* [PROBLEM DETAILS] Using the records below, please work out how many lines contain "Delay"; answer with the number alone.

Collected data entries:
--- begin ---

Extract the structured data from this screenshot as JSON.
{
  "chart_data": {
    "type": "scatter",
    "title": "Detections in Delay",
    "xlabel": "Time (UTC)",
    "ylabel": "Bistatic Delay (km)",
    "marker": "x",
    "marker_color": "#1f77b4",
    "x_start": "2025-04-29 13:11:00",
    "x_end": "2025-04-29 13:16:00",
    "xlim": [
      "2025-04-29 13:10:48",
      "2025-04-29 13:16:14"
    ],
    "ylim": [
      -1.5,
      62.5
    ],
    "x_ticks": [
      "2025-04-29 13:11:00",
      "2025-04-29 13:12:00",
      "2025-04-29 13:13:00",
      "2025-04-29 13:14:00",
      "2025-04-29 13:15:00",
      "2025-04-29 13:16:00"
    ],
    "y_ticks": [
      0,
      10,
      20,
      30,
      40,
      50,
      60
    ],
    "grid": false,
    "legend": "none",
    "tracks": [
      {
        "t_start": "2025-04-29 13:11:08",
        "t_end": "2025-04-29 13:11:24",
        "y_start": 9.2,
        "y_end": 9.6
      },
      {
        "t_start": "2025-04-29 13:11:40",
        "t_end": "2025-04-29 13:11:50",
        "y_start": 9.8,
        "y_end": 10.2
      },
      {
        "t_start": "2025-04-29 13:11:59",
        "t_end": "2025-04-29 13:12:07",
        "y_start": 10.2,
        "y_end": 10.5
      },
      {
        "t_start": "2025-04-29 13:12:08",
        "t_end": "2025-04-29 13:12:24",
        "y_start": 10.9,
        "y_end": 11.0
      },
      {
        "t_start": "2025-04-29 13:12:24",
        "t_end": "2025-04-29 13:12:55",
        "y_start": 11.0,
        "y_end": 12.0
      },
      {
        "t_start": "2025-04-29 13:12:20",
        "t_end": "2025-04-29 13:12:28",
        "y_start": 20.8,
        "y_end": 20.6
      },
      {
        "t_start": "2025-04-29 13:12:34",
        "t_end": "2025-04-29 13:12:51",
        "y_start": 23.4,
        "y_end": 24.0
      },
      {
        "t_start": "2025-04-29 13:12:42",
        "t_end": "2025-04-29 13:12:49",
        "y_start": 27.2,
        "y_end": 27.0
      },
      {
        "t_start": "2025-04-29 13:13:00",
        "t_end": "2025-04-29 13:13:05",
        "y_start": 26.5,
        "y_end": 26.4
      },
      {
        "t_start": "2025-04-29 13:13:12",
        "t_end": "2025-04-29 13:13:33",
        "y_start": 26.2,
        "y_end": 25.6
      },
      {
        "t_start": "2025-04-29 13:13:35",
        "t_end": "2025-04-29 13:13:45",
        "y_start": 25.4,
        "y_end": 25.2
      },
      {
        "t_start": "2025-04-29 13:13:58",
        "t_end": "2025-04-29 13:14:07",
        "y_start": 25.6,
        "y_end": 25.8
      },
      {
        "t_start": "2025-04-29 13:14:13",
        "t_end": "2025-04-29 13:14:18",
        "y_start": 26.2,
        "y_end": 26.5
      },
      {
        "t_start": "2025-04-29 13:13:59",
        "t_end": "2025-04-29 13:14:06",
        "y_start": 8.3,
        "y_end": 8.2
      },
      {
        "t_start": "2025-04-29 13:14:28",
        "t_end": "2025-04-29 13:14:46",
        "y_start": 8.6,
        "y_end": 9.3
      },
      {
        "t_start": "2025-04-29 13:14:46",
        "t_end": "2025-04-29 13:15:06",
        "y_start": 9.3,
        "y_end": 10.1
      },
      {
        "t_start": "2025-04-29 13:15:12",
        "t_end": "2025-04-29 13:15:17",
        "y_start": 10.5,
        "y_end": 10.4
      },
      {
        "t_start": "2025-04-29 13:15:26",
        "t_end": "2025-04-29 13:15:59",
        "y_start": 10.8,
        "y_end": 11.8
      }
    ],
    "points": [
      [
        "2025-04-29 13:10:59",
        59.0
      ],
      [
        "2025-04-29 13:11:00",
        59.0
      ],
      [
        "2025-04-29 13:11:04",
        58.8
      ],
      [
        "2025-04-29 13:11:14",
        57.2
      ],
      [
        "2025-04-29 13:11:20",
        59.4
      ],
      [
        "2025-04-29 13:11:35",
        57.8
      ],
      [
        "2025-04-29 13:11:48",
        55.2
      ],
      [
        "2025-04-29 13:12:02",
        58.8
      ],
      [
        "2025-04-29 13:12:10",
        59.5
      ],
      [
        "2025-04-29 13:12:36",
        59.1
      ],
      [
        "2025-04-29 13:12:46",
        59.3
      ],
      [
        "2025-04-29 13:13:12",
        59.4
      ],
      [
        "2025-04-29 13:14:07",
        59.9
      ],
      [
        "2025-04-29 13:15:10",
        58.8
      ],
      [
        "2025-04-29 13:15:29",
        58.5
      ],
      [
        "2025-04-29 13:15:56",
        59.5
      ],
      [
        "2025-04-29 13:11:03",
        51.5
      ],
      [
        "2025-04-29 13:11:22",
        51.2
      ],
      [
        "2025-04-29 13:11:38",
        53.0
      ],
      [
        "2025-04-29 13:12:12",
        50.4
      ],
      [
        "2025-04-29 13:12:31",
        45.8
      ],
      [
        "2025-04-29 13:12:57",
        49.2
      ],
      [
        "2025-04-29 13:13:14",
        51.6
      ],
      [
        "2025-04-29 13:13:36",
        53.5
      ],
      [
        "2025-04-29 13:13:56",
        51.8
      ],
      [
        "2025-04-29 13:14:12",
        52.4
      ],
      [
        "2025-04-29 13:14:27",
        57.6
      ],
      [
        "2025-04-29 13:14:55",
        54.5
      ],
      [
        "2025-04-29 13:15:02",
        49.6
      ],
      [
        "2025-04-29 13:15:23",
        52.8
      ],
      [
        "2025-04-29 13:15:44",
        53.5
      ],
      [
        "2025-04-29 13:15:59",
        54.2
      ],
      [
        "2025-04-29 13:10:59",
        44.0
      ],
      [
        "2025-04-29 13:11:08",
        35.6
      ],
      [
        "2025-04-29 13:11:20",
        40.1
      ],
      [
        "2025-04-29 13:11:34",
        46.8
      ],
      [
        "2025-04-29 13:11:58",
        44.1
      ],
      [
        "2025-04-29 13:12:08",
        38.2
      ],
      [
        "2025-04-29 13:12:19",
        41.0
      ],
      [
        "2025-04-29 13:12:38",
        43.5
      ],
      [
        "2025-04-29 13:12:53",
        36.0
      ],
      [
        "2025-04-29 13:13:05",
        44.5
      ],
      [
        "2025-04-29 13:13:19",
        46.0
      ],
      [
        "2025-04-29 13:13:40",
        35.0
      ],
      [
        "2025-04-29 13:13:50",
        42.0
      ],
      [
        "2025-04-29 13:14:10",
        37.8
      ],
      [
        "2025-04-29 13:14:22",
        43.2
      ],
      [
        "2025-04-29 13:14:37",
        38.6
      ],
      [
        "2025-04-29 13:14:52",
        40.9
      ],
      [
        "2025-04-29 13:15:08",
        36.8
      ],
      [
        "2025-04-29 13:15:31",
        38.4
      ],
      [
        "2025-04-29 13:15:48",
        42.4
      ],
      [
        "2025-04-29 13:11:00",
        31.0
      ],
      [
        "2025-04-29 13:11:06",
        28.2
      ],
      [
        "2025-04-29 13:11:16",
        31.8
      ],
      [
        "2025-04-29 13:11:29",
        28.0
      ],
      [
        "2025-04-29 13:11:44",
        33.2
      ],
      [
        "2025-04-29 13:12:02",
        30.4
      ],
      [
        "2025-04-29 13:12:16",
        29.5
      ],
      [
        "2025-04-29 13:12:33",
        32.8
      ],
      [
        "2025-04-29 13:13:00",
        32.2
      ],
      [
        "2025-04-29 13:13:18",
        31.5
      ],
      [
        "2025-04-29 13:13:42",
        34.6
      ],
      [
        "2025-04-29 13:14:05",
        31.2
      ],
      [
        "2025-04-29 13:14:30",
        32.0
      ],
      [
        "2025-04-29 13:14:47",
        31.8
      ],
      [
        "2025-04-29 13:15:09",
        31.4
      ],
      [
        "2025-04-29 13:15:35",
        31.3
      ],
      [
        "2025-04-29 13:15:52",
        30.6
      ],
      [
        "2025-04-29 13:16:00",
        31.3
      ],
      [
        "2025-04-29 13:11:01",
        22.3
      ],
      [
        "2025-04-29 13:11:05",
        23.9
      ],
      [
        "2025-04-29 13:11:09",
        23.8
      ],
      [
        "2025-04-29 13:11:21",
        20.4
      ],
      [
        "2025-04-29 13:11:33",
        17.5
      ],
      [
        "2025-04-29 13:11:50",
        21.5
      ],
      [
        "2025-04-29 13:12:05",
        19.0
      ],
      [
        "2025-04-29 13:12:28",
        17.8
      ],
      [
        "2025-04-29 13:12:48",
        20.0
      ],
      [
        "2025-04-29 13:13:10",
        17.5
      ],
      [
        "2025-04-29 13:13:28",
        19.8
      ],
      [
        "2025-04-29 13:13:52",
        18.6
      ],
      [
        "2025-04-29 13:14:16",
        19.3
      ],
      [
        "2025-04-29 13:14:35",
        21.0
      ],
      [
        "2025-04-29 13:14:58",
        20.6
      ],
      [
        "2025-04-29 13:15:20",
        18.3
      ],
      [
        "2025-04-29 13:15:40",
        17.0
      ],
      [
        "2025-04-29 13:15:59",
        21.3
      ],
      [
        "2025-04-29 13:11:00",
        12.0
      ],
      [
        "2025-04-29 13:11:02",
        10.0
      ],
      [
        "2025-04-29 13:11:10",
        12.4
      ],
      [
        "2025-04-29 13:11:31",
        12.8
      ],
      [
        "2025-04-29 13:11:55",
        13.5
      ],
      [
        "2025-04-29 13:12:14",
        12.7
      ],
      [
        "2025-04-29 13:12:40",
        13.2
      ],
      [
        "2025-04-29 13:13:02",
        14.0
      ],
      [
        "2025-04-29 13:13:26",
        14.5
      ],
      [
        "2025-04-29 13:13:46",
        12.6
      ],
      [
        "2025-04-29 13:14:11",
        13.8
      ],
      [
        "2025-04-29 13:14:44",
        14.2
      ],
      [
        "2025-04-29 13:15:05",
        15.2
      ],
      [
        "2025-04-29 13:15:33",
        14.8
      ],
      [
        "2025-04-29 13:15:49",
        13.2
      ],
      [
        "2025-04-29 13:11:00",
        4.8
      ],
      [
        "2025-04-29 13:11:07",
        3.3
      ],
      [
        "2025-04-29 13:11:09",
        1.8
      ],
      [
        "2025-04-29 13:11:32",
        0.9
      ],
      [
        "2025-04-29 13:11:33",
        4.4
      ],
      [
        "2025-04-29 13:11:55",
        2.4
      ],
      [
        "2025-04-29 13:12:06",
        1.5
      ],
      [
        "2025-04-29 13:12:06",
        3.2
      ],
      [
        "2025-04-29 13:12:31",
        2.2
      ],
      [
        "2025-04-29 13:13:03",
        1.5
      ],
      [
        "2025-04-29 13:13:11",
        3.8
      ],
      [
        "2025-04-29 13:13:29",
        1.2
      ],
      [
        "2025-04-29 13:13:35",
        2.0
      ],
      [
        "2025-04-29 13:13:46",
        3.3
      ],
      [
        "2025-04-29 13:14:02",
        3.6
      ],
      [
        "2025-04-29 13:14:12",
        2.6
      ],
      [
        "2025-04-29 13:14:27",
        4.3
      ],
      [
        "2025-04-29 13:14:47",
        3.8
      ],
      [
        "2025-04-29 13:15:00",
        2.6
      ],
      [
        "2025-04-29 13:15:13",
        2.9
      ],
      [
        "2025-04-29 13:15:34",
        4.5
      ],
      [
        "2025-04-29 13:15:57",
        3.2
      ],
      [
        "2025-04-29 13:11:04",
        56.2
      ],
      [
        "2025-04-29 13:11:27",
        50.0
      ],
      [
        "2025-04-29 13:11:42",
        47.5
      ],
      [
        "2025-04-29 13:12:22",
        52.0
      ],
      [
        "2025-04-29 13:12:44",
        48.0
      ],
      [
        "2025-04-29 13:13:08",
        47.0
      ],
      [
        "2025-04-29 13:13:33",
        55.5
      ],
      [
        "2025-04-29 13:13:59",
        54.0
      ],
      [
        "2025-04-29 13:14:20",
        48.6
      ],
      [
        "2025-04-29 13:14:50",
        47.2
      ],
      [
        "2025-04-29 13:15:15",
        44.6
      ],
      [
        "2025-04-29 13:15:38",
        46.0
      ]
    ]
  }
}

--- end ---

* [TASK RESPONSE] 2